### Directions
Find the word "Delegación" in the data. Return every line where it appears.

### Material for this task
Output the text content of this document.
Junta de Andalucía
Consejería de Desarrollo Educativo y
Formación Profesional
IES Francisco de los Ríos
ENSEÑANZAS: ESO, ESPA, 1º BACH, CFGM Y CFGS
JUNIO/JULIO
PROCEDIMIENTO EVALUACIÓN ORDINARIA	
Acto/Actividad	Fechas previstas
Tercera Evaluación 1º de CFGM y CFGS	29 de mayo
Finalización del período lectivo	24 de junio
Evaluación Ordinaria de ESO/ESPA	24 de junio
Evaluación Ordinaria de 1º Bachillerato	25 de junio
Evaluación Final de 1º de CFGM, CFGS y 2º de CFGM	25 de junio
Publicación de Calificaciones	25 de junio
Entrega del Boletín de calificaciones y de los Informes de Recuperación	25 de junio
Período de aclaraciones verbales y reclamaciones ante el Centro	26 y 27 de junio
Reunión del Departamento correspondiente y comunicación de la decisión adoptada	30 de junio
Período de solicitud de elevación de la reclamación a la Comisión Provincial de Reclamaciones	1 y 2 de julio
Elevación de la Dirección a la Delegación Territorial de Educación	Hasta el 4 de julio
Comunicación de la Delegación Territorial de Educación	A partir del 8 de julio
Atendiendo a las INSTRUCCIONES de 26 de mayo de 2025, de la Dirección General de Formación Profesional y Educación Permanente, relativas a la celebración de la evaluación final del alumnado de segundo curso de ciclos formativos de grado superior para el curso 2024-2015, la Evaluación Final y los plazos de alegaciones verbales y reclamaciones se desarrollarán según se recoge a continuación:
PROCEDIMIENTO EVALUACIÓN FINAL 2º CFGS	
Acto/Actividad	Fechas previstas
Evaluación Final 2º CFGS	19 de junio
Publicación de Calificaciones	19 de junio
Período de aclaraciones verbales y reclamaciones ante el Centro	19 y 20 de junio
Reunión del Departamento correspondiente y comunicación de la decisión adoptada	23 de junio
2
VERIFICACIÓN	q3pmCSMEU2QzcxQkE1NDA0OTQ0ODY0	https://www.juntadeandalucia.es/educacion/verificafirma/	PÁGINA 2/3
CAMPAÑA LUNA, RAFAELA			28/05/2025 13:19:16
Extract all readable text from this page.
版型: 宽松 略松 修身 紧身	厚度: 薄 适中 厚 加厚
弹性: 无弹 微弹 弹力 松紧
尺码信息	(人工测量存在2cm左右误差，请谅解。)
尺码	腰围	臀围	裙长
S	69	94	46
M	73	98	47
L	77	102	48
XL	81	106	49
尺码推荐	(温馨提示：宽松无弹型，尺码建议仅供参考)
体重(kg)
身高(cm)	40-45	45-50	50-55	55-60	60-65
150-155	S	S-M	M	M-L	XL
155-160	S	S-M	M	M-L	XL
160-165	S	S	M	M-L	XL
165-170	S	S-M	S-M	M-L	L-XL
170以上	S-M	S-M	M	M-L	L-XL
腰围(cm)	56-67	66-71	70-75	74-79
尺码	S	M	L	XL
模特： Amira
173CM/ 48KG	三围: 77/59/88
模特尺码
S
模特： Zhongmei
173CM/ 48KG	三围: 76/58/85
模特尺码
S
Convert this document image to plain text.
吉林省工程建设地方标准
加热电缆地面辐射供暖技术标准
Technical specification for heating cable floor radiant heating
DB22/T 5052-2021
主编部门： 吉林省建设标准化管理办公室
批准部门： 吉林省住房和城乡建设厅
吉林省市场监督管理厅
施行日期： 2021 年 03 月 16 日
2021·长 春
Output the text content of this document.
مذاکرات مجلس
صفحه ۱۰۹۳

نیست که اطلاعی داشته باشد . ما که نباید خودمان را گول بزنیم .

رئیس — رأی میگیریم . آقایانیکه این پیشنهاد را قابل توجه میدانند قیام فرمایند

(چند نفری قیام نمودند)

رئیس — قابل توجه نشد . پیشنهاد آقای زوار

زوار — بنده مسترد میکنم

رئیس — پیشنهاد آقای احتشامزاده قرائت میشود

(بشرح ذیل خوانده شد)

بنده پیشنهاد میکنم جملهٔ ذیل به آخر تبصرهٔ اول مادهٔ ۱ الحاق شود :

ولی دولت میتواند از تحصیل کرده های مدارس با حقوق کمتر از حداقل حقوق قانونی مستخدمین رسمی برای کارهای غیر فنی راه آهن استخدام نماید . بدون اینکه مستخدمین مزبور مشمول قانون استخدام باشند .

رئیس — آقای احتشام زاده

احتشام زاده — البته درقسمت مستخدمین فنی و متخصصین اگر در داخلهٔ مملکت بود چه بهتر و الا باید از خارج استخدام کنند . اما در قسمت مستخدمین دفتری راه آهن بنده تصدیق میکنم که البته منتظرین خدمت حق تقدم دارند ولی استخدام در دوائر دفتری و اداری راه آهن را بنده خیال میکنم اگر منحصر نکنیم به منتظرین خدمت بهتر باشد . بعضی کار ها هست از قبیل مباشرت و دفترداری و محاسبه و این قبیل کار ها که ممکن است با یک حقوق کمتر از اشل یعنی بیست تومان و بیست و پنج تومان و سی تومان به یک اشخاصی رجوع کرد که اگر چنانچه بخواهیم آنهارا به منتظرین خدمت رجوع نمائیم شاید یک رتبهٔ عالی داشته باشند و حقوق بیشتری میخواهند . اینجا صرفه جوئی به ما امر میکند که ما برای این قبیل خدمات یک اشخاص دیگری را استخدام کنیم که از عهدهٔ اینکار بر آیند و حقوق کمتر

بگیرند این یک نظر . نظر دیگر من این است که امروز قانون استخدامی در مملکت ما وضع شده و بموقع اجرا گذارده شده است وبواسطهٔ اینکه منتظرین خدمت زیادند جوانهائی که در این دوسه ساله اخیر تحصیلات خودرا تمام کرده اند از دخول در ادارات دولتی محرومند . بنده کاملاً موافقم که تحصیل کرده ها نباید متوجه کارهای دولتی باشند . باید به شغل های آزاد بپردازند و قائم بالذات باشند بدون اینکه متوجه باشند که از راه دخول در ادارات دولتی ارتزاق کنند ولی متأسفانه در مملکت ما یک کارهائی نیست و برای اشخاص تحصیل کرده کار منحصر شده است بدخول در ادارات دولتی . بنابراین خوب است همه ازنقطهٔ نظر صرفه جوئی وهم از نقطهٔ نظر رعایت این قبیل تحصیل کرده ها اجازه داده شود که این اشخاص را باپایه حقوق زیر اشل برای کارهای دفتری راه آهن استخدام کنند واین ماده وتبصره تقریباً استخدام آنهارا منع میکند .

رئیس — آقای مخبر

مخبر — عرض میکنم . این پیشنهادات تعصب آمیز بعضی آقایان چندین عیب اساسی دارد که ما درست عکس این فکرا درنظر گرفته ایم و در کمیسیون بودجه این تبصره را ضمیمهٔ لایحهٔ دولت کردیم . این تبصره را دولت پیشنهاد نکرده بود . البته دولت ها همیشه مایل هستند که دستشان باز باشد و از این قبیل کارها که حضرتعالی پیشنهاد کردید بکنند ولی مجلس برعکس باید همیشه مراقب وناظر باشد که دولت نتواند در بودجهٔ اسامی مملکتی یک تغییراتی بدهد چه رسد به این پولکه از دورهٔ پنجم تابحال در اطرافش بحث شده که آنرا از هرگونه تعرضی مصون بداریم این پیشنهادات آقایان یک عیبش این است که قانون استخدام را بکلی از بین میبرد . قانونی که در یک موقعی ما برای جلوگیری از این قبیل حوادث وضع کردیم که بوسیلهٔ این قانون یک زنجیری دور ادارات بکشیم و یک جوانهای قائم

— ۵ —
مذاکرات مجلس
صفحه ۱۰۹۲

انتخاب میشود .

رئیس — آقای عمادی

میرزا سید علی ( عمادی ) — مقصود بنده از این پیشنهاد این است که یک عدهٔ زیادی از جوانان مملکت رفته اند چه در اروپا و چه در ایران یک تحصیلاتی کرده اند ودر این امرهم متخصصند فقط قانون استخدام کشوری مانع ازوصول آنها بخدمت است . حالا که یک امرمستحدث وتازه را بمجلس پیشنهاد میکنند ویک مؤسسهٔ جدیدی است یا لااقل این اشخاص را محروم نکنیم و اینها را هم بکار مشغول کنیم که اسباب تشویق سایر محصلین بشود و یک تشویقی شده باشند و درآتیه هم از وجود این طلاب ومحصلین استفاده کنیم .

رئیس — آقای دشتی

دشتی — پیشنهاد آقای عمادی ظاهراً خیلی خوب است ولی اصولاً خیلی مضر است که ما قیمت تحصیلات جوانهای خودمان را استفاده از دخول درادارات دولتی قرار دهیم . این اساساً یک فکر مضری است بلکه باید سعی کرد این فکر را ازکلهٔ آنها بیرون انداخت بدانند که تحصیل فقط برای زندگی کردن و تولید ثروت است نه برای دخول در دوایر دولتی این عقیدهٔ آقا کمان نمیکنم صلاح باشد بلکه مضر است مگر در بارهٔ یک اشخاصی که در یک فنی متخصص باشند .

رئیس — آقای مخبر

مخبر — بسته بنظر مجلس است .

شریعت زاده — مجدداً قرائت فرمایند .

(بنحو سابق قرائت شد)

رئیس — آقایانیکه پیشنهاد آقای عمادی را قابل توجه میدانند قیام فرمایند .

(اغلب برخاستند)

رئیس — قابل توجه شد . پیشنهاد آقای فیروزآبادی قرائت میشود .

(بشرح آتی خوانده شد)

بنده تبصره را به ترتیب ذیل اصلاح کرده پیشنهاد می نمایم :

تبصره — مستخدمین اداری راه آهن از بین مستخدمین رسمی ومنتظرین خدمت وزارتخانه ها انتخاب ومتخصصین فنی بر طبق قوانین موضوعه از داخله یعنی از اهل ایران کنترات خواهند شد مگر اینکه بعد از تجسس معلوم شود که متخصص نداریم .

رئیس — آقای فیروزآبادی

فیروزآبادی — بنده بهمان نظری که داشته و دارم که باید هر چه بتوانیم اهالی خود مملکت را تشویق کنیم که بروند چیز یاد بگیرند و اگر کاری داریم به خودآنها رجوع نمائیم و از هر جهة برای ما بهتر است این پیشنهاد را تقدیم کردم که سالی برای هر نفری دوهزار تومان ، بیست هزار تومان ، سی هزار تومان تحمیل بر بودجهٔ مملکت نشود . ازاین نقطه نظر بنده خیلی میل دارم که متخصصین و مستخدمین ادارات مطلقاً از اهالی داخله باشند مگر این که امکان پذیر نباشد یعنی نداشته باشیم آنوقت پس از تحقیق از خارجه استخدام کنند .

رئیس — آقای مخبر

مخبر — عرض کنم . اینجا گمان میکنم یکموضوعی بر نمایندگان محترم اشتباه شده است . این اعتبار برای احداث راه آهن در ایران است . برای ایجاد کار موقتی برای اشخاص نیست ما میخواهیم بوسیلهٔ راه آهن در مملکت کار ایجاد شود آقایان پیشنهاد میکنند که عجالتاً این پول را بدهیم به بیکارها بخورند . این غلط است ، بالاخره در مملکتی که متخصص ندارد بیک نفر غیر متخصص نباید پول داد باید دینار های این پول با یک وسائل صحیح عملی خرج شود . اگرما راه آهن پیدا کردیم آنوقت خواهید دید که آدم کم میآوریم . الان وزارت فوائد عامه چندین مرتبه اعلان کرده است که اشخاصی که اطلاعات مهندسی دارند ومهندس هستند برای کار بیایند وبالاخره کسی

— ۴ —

### Written solution
Elevación de la Dirección a la Delegación Territorial de Educación	Hasta el 4 de julio
Comunicación de la Delegación Territorial de Educación	A partir del 8 de julio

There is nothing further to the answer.